SET TASKS
a - Answer these questions using the S3 sync documentation:
(i) What does a trailing / syntactically indicate?
(ii) Which actions does the --dry-run option skip?
(iii) Which value does the documentation give as an example for --acl to make items public?
b - Rewrite the part of the S3 sync documentation from "For example, to" to "directory or prefix.", changing "download" to "fetch".
c - Pick up the S3 sync documentation right after its final sentence and keep writing.

* Start SOURCE EXTRACT *

AWS S3 Synchronization
Synchronize an S3 bucket and a filesystem directory using
raco s3-sync ‹src› ‹dest›
where either ‹src› or ‹dest› should start with s3:// to identify a bucket and item name or prefix, while the other is a path in the local filesystem to a file or directory. Naturally, a / within a bucket item’s name corresponds to a directory separator in the local filesystem, and a trailing / syntactically indicates a prefix (as opposed to a complete item name).A bucket item is ignored if its name ends in /. A bucket can contain an item whose name plus / is a prefix for other bucket items, in which case attempting to synchronize both from the bucket will produce an error, since the name cannot be used for both a file and a directory.
For example, to upload the content of ‹src-dir› with a prefix ‹dest-path› within ‹bucket›, use
raco s3-sync ‹src-dir› s3://‹bucket›/‹dest-path›
To download the items with prefix ‹src-path› within ‹bucket› to ‹dest-dir›, use
raco s3-sync s3://‹bucket›/‹src-path› ‹dest-dir›
If ‹src› refers to a directory or prefix (either syntactically or as determined by consulting the filesystem or bucket), ‹dest› cannot refer to a file or bucket item. If ‹dest› refers to directory or prefix while ‹src› refers to a file or item, the ‹src› file or item name is implicitly added to the ‹dest› directory or prefix.
The following options (supply them after s3-sync and before ‹src›) are supported:
--dry-run —
report actions that would be taken, but don’t upload, download, delete, or change redirection rules. --jobs ‹n› or -j ‹n› —
perform up to ‹n› downloads or uploads in parallel. --shallow —
when downloading, constrain downloads to existing directories at ‹dest› (i.e., no additional subdirectories); in both upload and download modes, extract the current bucket state in a directory-like way (which is useful if the bucket contains many more nested items than the local filesystem) --delete —
delete destination items that have no corresponding source item. --acl ‹acl› —
when uploading, use ‹acl› for the access control list; for example, use public-read to make items public. --reduced —
when uploading, specificy reduced-redundancy storage. --check-metadata – when uploading, check whether an existing item has the metadata that would be uploaded (including access control), and adjust the metadata if not.

* End SOURCE EXTRACT *
* Start STORED ROWS *

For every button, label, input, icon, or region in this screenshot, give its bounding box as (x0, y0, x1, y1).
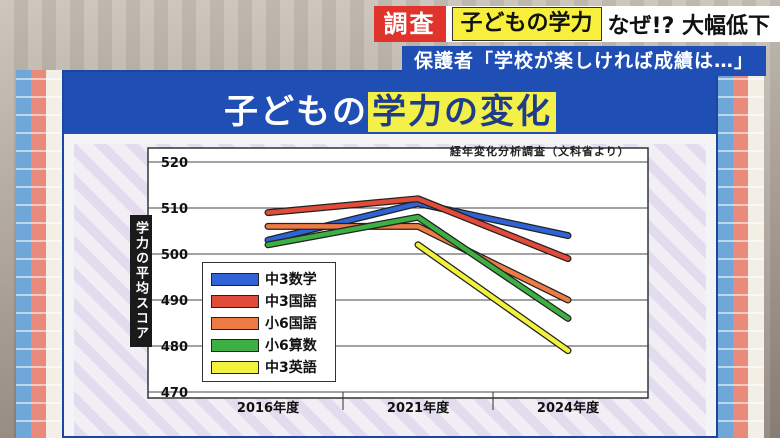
series-line-小6国語 (265, 224, 571, 303)
y-tick-label: 470 (161, 386, 188, 401)
y-axis-label: 学力の平均スコア (130, 215, 152, 347)
chart-legend: 中3数学中3国語小6国語小6算数中3英語 (202, 262, 336, 382)
board-title-part1: 子どもの (224, 92, 368, 132)
legend-swatch (211, 273, 259, 286)
series-line-中3英語 (415, 242, 571, 353)
headline-highlight: 子どもの学力 (451, 7, 602, 41)
legend-label: 中3数学 (265, 272, 317, 288)
series-line-小6算数 (265, 214, 571, 321)
legend-swatch (211, 317, 259, 330)
y-tick-label: 500 (161, 248, 188, 263)
board-title-part2: 学力の変化 (368, 92, 556, 132)
x-tick-label: 2024年度 (537, 400, 600, 416)
legend-swatch (211, 361, 259, 374)
y-tick-label: 490 (161, 294, 188, 309)
tile-wall-right (718, 70, 764, 438)
legend-label: 小6算数 (265, 338, 317, 354)
headline-text: なぜ!? 大幅低下 (607, 14, 770, 39)
legend-swatch (211, 295, 259, 308)
caption-banner: 調査 子どもの学力 なぜ!? 大幅低下 (373, 6, 780, 42)
y-tick-label: 510 (161, 202, 188, 217)
board-header: 子どもの 学力の変化 (64, 72, 716, 134)
tile-wall-left (16, 70, 62, 438)
legend-label: 中3英語 (265, 360, 317, 376)
legend-swatch (211, 339, 259, 352)
news-tag: 調査 (373, 6, 446, 42)
y-tick-label: 480 (161, 340, 188, 355)
board-title: 子どもの 学力の変化 (224, 84, 556, 133)
x-tick-label: 2021年度 (387, 400, 450, 416)
sub-caption: 保護者「学校が楽しければ成績は…」 (401, 46, 766, 76)
y-tick-label: 520 (161, 156, 188, 171)
legend-label: 中3国語 (265, 294, 317, 310)
source-note: 経年変化分析調査（文科省より） (450, 145, 630, 158)
series-line-中3国語 (265, 196, 571, 261)
legend-label: 小6国語 (265, 316, 317, 332)
x-tick-label: 2016年度 (237, 400, 300, 416)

* End STORED ROWS *

TASK RESPONSES
a -
(i) A prefix, as opposed to a complete item name.
(ii) It doesn't upload, download, delete, or change redirection rules.
(iii) public-read

b -
For example, to upload the content of ‹src-dir› with a prefix ‹dest-path› within ‹bucket›, use
raco s3-sync ‹src-dir› s3://‹bucket›/‹dest-path›
To fetch the items with prefix ‹src-path› within ‹bucket› to ‹dest-dir›, use
raco s3-sync s3://‹bucket›/‹src-path› ‹dest-dir›
If ‹src› refers to a directory or prefix (either syntactically or as determined by consulting the filesystem or bucket), ‹dest› cannot refer to a file or bucket item. If ‹dest› refers to directory or prefix while ‹src› refers to a file or item, the ‹src› file or item name is implicitly added to the ‹dest› directory or prefix.

c -
--include ‹regexp› —
consider only items whose name within the S3 bucket matches ‹regexp›, where ‹regexp› uses “Perl-compatible” syntax. --exclude ‹regexp› —
do not consider items whose name within the S3 bucket matches ‹regexp› (even if they match an inclusion pattern). --gzip ‹regexp› —
on upload or for checking download hashes (to avoid unnecessary downloads), compress files whose name within the S3 bucket matches ‹regexp›. --gzip-min ‹bytes› —
when combined with --gzip, compress only files that are at least ‹bytes› in size. ++upload-metadata ‹name› ‹value› —
includes ‹name› with ‹value› as metadata when uploading (without updating metadata for any file that is not uploaded). This flag can be specified multiple times to add multiple metadata entries. --s3-hostname ‹hostname› —
set the S3 hostname to ‹hostname› instead of s3.amazon.com. --region ‹region› —
set the S3 region to ‹region› (e.g., us-east-1) instead of issuing a query to locate the bucket’s region. --error-links —
report an error if a soft link is found; this is the default treatment of soft links. --follow-links —
follow soft links. --redirect-links —
treat soft links as redirection rules to be installed for ‹bucket› as a web site (upload only). --redirects-links —
treat soft links as individual redirections to be installed as metadata on a ‹bucket›’s item, while the item itself is made empty (upload only). --ignore-links —
ignore soft links. --web —
sets defaults to public-read access, reduced redundancy, compression for ".html", ".css", ".js", and ".svg" files that are 1K or larger, and Content-Cache "max-age=0, no-cache" metadata.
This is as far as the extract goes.